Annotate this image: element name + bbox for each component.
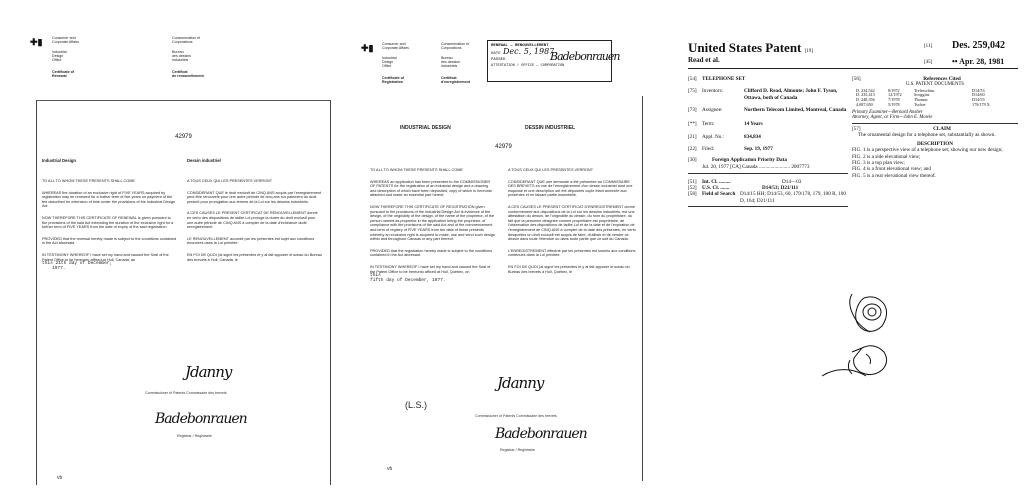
- heading-fr: DESSIN INDUSTRIEL: [525, 125, 576, 131]
- commissioner-caption: Commissioner of Patents Commissaire des brevets: [145, 391, 227, 395]
- certificate-number: 42979: [175, 134, 192, 140]
- biblio-right: [56] References Cited U.S. PATENT DOCUMENTS D. 234,542 8/1972 Trelerschiac D14/53 D. 235,413 12/1972 Scoggins D14/60 D. 248,356 7/1978 Thomas D14/53 4,087,650 5/1978 Tucker 179/179 X Primary Examiner—Bernard Ansher Attorney, Agent, or Firm—John E. Mowle [57] CLAIM The ornamental design for a telephone set, substantially as shown. DESCRIPTION FIG. 1 is a perspective view of a telephone set; showing our new design; FIG. 2 is a side elevational view; FIG. 3 is a top plan view; FIG. 4 is a front elevational view; and FIG. 5 is a rear elevational view thereof.: [852, 76, 1018, 179]
- patent-office-title: United States Patent [19]: [688, 40, 813, 55]
- seal-mark: (L.S.): [405, 400, 428, 410]
- registrar-caption: Registrar / Registraire: [177, 434, 212, 438]
- commissioner-caption: Commissioner of Patents Commissaire des brevets: [475, 414, 557, 418]
- canada-flag-icon: ✚▮: [30, 37, 43, 47]
- registration-certificate-page: [345, 0, 645, 489]
- header-en-office: Industrial Design Office: [52, 50, 67, 63]
- footer-code: vb: [387, 466, 393, 472]
- heading-en: Industrial Design: [42, 158, 76, 163]
- header-fr-office: Bureau des dessins industriels: [172, 50, 191, 63]
- header-fr: Consommation et Corporations: [441, 42, 470, 51]
- canada-flag-icon: ✚▮: [361, 43, 374, 53]
- header-en-cert: Certificate of Renewal: [52, 70, 74, 79]
- header-en-office: Industrial Design Office: [382, 56, 397, 69]
- patent-number: Des. 259,042: [952, 40, 1006, 51]
- header-en: Consumer and Corporate Affairs: [52, 36, 79, 45]
- title-rule: [688, 68, 1018, 69]
- header-en-cert: Certificate of Registration: [382, 76, 404, 85]
- registrar-signature: Badebonrauen: [155, 411, 247, 427]
- header-fr: Consommation et Corporations: [172, 36, 201, 45]
- registrar-signature: Badebonrauen: [495, 426, 587, 442]
- date-code: [45]: [924, 60, 933, 65]
- header-en: Consumer and Corporate Affairs: [382, 42, 409, 51]
- us-design-patent-page: [652, 0, 1024, 489]
- body-en: TO ALL TO WHOM THESE PRESENTS SHALL COME WHEREAS an application has been presented to the COMMISSIONER OF PATENTS for the registration of an industrial design and a drawing and description of which have been deposited, copy of which is hereunto attached and made an essential part hereof. NOW THEREFORE THIS CERTIFICATE OF REGISTRATION given pursuant to the provisions of the Industrial Design Act is evidence of the design, of the originality of the design, of the name of the proprietor, of the person named as proprietor in the application being the proprietor, of compliance with the provisions of the said Act and of the commencement and term of registry of FIVE YEARS from the date of these presents whereby an exclusive right is acquired to make, use and vend such design within and throughout Canada or any part thereof. PROVIDED that the registration hereby made is subject to the conditions contained in the Act aforesaid. IN TESTIMONY WHEREOF I have set my hand and caused the Seal of the Patent Office to be hereunto affixed at Hull, Quebec, on this fifth day of December, 1977.: [370, 168, 495, 283]
- inventor-short: Read et al.: [688, 56, 720, 64]
- certificate-number: 42979: [495, 144, 512, 150]
- certificate-sheet: [365, 96, 643, 481]
- patent-no-code: [11]: [924, 44, 933, 49]
- telephone-design-drawing: [792, 290, 912, 395]
- biblio-left: [54] TELEPHONE SET [75] Inventors: Clifford D. Read, Almonte; John F. Tyson, Ottawa, both of Canada [73] Assignee: Northern Telecom Limited, Montreal, Canada [**] Term: 14 Years [21] Appl. No.: 834,834 [22] Filed: Sep. 19, 1977 [30] Foreign Application Priority Data Jul. 20, 1977 [CA] Canada ........................ 2007773 [51] Int. Cl. ......... D14—03 [52] U.S. Cl. ....... D14/53; D21/111 [58] Field of Search D14/15 HH; D14/53, 60, 179/178, 179, 100 R, 100 D, 164; D21/111: [688, 76, 848, 207]
- stamp-signature: Badebonrauen: [550, 50, 620, 63]
- header-fr-cert: Certificat de renouvellement: [172, 70, 204, 79]
- commissioner-signature: Jdanny: [497, 374, 544, 392]
- renewal-certificate-page: [0, 0, 340, 489]
- heading-en: INDUSTRIAL DESIGN: [400, 125, 451, 131]
- commissioner-signature: Jdanny: [185, 363, 232, 381]
- registrar-caption: Registrar / Registraire: [500, 448, 535, 452]
- body-fr: A TOUS CEUX QUI LES PRESENTES VERRONT CONSIDERANT QUE le droit exclusif de CINQ ANS acquis par l'enregistrement peut être renouvelé pour une autre période de cinq ans sur paiement du droit prescrit pour prorogation aux termes de la Loi sur les dessins industriels. A CES CAUSES LE PRESENT CERTIFICAT DE RENOUVELLEMENT donné en vertu des dispositions de ladite Loi proroge la durée du droit exclusif pour une autre période de CINQ ANS à compter de la date d'échéance dudit enregistrement. LE RENOUVELLEMENT accordé par les présentes est sujet aux conditions énoncées dans la Loi précitée. EN FOI DE QUOI j'ai signé les présentes et y ai fait apposer le sceau du Bureau des brevets à Hull, Canada, le: [187, 179, 322, 262]
- renewal-stamp: RENEWAL — RENOUVELLEMENT DATE Dec. 5, 1987 PASSED ATTESTATION / OFFICE — CORPORATION: [487, 40, 612, 82]
- body-en: TO ALL TO WHOM THESE PRESENTS SHALL COME WHEREAS the duration of an exclusive right of FIVE YEARS acquired by registration may be renewed for a further term of five years on payment of the fee described for extension of time under the provisions of the Industrial Design Act. NOW THEREFORE THIS CERTIFICATE OF RENEWAL is given pursuant to the provisions of the said Act extending the duration of the exclusive right for a further term of FIVE YEARS from the date of expiry of the said registration. PROVIDED that the renewal hereby made is subject to the conditions contained in the Act aforesaid. IN TESTIMONY WHEREOF I have set my hand and caused the Seal of the Patent Office to be hereunto affixed at Hull, Canada, as this 21th day of December, 1977.: [42, 179, 177, 271]
- heading-fr: Dessin industriel: [187, 158, 221, 163]
- patent-date: •• Apr. 28, 1981: [952, 57, 1005, 66]
- body-fr: A TOUS CEUX QUI LES PRESENTES VERRONT CONSIDERANT QUE une demande a été présentée au COMMISSAIRE DES BREVETS en vue de l'enregistrement d'un dessin industriel dont une esquisse et une description ont été déposées copie étant annexée aux présentes et en faisant partie essentielle. A CES CAUSES LE PRESENT CERTIFICAT D'ENREGISTREMENT donné conformément aux dispositions de la Loi sur les dessins industriels, est une attestation du dessin, de l'originalité du dessin, du nom du propriétaire, du fait que la personne désignée comme propriétaire est propriétaire, de l'observation des dispositions de ladite Loi et de la date et de l'expiration de l'enregistrement de CINQ ANS à compter de la date des présentes, en vertu desquelles un droit exclusif est acquis de faire, d'utiliser et de vendre ce dessin dans toute l'étendue ou dans toute partie que ce soit du Canada. L'ENREGISTREMENT effectué par les présentes est soumis aux conditions contenues dans la Loi précitée. EN FOI DE QUOI j'ai signé les présentes et y ai fait apposer le sceau du Bureau des brevets à Hull, Québec, le: [508, 168, 636, 274]
- header-fr-cert: Certificat d'enregistrement: [441, 76, 471, 85]
- header-fr-office: Bureau des dessins industriels: [441, 56, 460, 69]
- footer-code: vb: [57, 475, 63, 481]
- certificate-sheet: [36, 100, 331, 485]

__________________________________________________

• **Task goal**
Locate each row above that contains the word "signature" and copy those rows.

• **Reply**
- registrar-signature: Badebonrauen: [155, 411, 247, 427]
- registrar-signature: Badebonrauen: [495, 426, 587, 442]
- stamp-signature: Badebonrauen: [550, 50, 620, 63]
- commissioner-signature: Jdanny: [497, 374, 544, 392]
- commissioner-signature: Jdanny: [185, 363, 232, 381]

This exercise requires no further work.